┌──
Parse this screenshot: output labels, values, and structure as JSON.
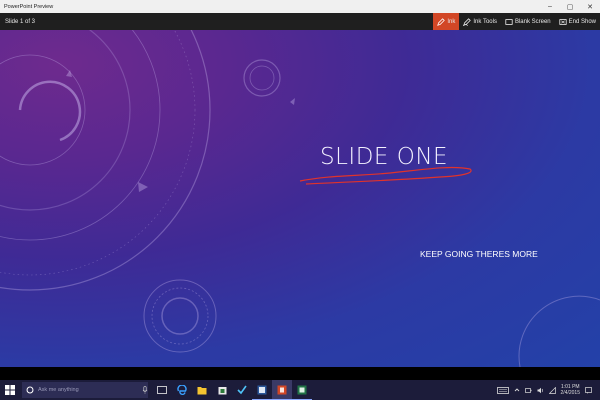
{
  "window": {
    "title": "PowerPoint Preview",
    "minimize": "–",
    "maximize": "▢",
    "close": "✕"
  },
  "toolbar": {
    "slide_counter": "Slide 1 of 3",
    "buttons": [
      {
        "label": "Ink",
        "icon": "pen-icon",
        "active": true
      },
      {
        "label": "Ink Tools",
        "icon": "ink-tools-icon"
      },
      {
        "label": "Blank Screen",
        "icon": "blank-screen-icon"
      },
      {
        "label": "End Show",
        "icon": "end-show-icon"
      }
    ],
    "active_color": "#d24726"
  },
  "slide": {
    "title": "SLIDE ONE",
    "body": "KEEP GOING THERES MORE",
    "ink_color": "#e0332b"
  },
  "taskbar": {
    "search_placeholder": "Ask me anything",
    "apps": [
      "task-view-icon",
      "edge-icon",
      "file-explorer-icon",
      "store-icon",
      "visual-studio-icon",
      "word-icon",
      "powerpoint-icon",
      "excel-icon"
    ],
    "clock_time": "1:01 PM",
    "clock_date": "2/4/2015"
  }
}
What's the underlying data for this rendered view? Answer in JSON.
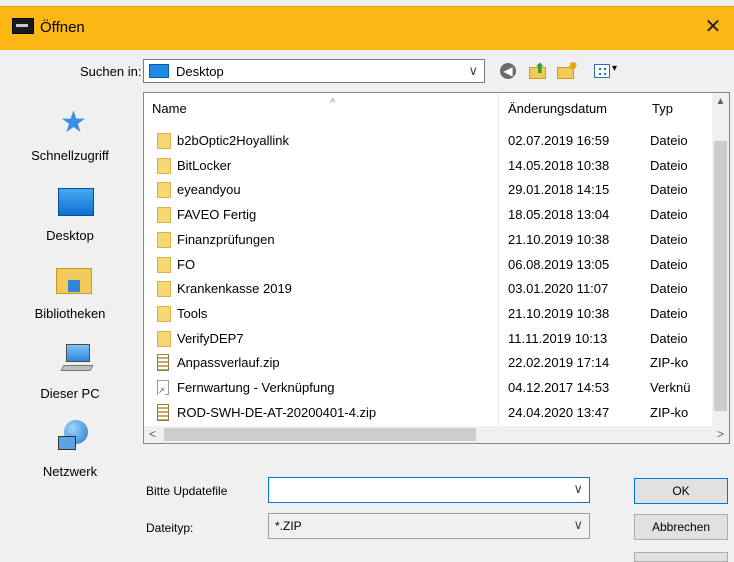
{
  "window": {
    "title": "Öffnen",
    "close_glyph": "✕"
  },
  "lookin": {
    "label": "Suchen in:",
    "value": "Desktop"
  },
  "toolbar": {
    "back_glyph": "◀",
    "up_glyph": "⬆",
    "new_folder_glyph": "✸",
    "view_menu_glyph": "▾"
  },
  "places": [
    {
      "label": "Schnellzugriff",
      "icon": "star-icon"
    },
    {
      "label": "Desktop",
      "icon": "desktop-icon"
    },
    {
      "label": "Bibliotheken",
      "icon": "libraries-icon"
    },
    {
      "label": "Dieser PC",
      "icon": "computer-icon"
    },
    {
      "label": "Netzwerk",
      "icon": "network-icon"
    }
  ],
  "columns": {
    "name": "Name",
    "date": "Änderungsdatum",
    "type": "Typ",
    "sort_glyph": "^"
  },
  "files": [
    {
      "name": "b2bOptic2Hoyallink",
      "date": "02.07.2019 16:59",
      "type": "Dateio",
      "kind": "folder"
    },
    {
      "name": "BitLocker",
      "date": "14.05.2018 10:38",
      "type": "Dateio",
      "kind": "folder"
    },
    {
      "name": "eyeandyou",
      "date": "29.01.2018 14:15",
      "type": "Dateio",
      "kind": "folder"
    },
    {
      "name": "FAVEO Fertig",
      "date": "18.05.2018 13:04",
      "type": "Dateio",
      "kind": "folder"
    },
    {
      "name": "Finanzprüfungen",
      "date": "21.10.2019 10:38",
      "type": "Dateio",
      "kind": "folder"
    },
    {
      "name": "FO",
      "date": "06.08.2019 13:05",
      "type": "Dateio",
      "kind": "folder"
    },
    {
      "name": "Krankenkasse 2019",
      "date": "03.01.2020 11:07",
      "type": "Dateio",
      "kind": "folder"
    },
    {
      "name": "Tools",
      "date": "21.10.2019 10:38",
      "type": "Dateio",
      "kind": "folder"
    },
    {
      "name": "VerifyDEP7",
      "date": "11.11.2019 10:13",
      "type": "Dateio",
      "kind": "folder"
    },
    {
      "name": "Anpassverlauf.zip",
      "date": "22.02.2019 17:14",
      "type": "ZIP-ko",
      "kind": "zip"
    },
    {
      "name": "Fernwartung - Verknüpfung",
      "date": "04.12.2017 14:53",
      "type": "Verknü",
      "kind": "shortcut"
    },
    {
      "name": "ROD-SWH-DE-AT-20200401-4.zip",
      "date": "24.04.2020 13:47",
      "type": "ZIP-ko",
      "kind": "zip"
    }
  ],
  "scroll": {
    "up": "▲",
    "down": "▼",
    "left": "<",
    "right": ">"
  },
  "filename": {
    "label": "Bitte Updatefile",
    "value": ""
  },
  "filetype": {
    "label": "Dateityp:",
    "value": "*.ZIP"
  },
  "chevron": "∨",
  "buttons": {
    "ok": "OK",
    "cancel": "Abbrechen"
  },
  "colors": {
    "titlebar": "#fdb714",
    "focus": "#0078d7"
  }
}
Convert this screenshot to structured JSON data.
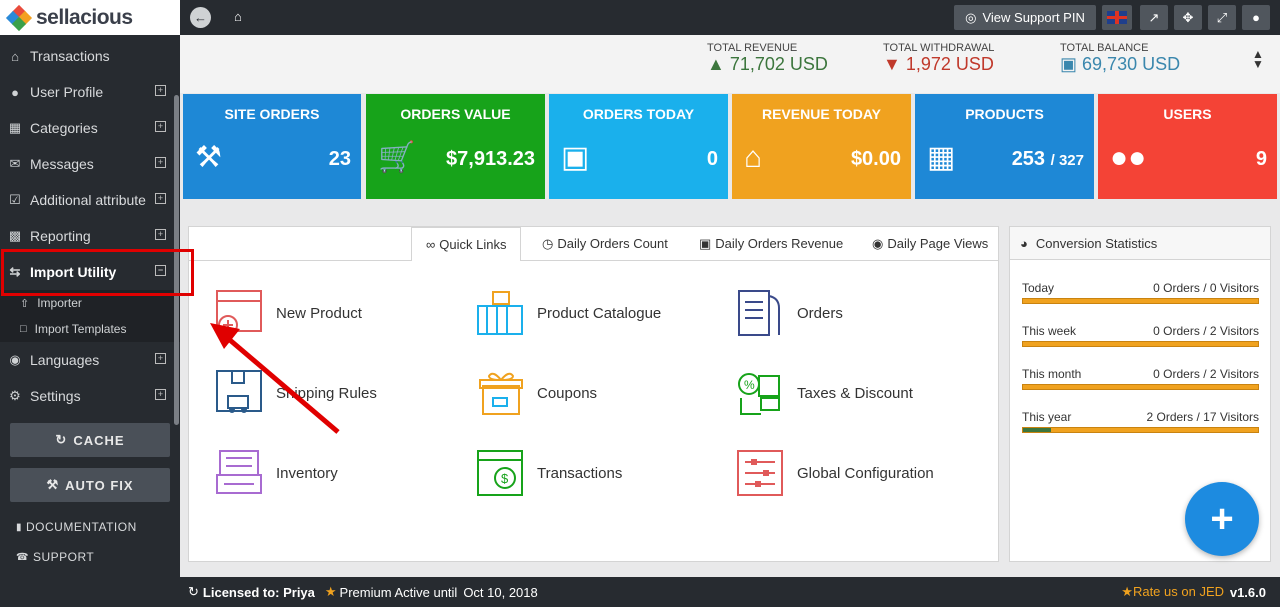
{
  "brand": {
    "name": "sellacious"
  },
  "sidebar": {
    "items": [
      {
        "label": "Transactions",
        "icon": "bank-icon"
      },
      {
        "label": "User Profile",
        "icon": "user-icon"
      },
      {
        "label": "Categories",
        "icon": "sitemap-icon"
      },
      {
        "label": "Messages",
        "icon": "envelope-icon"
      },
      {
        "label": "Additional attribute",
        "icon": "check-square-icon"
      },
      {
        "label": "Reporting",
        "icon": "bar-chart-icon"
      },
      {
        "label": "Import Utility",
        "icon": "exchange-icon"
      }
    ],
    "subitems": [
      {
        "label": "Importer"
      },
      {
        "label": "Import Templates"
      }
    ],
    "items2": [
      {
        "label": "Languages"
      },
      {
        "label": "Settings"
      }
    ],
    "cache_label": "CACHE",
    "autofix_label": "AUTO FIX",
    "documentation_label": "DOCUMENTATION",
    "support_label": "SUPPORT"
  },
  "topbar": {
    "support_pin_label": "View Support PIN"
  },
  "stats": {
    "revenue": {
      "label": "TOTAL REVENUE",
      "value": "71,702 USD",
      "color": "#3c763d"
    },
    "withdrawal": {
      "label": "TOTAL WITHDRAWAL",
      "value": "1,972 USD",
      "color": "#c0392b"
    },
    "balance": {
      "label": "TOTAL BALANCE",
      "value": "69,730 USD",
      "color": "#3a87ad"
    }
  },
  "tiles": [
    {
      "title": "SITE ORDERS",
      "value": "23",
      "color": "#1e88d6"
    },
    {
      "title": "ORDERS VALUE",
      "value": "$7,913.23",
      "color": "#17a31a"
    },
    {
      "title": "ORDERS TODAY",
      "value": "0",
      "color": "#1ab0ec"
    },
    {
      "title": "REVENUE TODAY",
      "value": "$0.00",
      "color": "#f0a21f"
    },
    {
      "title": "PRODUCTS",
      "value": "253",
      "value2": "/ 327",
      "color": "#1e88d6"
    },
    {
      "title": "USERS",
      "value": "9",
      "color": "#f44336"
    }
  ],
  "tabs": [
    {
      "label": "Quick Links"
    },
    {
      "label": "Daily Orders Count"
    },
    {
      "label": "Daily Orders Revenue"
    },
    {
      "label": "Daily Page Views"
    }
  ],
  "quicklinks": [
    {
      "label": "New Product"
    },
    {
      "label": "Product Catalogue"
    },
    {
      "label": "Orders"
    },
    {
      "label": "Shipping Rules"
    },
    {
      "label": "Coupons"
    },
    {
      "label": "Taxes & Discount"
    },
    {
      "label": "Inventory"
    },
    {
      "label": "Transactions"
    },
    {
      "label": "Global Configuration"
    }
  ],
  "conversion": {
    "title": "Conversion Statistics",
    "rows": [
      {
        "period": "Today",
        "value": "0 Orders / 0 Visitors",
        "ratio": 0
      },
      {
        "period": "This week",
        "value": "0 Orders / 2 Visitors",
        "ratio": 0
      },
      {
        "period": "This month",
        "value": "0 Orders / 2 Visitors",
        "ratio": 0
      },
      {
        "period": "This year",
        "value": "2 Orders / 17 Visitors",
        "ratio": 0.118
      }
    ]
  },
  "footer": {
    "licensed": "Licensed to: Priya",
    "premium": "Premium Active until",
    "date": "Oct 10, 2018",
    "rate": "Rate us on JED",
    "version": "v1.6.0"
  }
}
└──
* Task requirements: Go through the listing above and work out how many lines contain the string "Daily". Reply with the number alone.

* Answer for this exercise: 3